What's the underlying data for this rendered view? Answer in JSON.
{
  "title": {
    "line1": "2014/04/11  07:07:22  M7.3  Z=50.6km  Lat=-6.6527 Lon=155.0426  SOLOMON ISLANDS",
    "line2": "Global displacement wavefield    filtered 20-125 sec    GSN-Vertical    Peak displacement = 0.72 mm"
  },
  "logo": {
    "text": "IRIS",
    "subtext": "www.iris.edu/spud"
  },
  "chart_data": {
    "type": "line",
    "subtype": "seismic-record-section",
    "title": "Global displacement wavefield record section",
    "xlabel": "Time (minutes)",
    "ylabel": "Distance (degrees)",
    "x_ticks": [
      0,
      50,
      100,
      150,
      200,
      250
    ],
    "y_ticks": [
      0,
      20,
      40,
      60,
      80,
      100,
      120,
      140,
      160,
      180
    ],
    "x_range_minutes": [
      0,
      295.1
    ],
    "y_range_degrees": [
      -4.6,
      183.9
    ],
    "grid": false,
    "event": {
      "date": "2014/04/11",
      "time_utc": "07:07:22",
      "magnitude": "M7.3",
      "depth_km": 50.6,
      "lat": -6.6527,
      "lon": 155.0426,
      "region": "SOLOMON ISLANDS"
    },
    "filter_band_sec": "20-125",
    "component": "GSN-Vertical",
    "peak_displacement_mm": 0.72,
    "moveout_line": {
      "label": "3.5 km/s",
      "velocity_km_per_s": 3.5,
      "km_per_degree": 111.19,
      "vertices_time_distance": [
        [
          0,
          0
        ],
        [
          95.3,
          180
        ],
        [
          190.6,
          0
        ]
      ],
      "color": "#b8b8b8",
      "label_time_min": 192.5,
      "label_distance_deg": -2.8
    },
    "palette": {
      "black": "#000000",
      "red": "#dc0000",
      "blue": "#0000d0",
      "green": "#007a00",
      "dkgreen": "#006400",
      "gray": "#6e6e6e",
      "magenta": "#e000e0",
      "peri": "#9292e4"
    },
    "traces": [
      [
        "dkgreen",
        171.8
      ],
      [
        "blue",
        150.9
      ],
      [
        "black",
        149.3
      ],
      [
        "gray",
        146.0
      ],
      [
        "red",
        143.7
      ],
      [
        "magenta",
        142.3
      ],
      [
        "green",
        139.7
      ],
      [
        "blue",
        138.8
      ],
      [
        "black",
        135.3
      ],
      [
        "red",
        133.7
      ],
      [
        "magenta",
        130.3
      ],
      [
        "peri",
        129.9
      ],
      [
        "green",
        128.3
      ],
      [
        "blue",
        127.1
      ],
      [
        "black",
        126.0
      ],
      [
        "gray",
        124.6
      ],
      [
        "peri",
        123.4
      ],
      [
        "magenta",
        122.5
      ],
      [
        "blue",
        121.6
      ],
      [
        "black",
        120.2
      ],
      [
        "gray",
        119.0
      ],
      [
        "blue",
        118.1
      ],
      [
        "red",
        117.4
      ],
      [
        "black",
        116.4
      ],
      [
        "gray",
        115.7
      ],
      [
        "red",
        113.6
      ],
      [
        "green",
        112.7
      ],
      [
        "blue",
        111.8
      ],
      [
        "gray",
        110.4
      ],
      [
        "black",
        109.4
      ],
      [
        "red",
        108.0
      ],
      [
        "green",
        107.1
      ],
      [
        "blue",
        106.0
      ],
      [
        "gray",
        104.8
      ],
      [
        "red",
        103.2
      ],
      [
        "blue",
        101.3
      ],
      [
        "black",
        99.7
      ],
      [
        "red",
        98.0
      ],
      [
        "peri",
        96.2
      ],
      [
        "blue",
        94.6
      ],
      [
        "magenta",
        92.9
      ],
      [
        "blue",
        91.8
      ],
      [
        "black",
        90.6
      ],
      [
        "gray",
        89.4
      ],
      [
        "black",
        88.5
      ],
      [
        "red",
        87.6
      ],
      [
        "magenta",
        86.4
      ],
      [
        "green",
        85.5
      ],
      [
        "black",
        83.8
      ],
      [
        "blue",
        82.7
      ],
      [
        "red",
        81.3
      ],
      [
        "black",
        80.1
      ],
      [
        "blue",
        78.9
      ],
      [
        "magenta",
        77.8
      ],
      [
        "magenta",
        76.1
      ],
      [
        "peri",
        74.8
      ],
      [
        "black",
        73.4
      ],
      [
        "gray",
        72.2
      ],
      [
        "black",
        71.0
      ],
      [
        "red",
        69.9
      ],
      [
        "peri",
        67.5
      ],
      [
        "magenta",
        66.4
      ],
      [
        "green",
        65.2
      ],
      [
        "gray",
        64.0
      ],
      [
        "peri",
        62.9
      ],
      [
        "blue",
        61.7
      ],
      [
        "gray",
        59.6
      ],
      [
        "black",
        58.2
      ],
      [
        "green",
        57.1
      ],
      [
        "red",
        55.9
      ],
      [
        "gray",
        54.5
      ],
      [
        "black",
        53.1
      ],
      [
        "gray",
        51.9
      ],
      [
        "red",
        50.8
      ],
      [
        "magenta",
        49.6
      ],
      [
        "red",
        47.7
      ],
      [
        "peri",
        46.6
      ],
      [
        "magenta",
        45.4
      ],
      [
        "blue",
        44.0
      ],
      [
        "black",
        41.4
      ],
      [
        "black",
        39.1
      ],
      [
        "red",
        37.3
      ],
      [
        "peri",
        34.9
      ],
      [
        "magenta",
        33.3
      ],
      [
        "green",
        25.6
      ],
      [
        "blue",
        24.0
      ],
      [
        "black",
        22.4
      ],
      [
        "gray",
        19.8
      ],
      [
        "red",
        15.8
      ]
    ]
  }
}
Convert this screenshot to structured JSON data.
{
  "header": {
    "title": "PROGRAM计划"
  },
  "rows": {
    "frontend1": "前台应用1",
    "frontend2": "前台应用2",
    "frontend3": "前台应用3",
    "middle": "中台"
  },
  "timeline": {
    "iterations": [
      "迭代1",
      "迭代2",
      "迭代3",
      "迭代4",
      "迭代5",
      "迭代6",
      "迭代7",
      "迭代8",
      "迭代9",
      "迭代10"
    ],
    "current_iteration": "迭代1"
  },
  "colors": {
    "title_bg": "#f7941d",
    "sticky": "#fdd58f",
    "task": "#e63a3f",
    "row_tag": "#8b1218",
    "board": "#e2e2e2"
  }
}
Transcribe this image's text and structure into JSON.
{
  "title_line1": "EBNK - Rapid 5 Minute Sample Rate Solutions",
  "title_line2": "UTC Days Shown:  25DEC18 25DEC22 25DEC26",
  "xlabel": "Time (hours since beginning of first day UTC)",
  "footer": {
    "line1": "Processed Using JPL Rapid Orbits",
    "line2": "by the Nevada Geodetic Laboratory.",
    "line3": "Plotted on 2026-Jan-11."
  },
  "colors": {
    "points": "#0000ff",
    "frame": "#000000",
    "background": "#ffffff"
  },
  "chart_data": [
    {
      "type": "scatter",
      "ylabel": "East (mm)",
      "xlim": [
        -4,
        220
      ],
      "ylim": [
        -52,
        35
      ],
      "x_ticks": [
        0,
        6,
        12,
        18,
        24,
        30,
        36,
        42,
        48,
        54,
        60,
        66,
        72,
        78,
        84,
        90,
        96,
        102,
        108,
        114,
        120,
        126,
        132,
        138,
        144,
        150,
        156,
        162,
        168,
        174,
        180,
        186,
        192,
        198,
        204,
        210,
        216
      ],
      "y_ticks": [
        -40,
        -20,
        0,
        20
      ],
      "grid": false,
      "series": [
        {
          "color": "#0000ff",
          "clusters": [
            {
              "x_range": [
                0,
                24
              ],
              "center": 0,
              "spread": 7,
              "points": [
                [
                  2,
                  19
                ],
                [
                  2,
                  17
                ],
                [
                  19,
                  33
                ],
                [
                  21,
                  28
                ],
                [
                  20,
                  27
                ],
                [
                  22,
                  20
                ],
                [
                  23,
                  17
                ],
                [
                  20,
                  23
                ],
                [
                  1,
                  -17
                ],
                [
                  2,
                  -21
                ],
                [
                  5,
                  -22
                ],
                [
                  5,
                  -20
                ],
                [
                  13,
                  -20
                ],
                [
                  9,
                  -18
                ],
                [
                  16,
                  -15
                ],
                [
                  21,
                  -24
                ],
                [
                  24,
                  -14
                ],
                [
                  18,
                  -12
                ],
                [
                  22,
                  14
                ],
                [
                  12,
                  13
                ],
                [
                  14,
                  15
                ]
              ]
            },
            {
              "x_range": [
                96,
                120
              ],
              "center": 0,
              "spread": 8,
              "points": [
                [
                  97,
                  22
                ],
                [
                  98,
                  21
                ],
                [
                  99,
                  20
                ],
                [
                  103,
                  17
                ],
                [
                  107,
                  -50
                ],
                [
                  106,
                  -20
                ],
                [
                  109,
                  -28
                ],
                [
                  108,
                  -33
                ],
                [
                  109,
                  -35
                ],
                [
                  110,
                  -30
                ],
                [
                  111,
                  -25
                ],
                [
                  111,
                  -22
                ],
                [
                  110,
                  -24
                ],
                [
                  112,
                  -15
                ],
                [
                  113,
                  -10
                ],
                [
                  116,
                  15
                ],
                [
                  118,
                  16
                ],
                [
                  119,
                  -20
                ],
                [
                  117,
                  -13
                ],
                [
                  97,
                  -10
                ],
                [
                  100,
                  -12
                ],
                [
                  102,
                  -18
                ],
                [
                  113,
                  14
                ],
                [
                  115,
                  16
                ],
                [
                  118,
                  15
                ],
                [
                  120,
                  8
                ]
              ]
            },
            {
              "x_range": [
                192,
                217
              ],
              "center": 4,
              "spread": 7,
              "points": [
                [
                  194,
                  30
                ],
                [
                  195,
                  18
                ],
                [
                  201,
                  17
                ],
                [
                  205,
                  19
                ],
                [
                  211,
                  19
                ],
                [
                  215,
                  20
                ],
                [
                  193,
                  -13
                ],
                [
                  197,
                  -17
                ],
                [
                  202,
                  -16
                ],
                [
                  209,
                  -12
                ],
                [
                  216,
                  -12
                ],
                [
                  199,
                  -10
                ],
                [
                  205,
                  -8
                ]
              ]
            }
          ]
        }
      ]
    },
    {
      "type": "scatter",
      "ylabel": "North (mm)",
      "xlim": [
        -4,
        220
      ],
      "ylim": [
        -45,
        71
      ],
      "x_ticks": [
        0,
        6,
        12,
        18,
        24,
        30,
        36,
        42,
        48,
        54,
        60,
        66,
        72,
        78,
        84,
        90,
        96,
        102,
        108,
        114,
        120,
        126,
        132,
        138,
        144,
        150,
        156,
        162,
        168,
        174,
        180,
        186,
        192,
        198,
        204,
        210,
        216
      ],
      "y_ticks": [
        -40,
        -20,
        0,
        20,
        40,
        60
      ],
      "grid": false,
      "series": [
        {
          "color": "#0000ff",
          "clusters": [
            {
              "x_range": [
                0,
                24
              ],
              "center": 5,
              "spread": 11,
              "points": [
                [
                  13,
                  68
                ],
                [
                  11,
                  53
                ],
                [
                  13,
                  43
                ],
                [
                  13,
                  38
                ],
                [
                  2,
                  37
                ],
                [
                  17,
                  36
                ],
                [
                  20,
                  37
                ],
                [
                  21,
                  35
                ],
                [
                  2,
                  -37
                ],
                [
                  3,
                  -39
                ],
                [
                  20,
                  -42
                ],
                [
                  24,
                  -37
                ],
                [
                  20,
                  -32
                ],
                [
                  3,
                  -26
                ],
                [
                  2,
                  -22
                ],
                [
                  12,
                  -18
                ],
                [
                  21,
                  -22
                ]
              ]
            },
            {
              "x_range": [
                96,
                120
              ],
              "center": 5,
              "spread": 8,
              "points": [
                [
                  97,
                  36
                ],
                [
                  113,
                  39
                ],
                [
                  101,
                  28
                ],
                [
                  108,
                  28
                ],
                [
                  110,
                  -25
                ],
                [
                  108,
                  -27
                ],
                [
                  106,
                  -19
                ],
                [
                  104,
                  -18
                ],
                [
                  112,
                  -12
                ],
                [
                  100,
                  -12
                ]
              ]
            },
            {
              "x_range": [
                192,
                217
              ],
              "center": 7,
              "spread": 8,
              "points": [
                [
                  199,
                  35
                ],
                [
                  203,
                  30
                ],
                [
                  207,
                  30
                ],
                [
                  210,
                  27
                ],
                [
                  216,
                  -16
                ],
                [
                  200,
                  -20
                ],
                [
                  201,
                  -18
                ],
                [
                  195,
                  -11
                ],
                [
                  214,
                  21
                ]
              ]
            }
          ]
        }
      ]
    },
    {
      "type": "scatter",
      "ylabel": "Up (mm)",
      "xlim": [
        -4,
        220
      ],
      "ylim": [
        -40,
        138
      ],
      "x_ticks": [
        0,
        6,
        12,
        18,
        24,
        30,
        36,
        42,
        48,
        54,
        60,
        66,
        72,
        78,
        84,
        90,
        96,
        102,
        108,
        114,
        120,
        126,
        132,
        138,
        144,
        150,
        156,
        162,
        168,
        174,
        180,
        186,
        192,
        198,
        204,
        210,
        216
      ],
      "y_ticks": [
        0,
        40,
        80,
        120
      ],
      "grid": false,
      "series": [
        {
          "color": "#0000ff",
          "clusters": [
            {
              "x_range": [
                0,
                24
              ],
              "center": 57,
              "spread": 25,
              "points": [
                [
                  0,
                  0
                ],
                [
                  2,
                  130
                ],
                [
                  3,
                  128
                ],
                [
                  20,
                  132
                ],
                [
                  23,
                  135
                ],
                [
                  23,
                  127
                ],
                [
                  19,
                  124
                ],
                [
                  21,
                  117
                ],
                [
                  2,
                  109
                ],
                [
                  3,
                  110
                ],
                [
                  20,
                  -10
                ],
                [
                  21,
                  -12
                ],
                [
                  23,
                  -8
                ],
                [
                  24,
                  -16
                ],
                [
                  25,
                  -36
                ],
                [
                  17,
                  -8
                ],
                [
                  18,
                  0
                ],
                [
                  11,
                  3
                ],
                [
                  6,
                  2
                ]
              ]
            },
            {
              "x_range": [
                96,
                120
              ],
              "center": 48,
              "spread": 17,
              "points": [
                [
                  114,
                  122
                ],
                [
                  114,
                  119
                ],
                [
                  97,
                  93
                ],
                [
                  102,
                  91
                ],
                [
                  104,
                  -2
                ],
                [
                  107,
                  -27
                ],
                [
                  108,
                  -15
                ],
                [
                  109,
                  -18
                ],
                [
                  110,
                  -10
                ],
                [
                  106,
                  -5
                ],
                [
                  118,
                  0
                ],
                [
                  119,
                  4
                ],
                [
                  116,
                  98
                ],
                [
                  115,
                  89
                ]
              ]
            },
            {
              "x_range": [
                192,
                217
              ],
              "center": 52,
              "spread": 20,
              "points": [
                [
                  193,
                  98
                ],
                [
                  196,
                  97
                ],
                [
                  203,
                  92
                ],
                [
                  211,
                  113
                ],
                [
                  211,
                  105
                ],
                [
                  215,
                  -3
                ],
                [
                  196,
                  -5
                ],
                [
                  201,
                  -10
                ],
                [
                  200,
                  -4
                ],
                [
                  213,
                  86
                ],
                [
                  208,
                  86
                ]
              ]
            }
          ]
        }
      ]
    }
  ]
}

§ EXERCISE DETAILS: Pull out all lines from the entries above that include the word "wavefield".

§ EXERCISE ANSWER:
    "line2": "Global displacement wavefield    filtered 20-125 sec    GSN-Vertical    Peak displacement = 0.72 mm"
    "title": "Global displacement wavefield record section",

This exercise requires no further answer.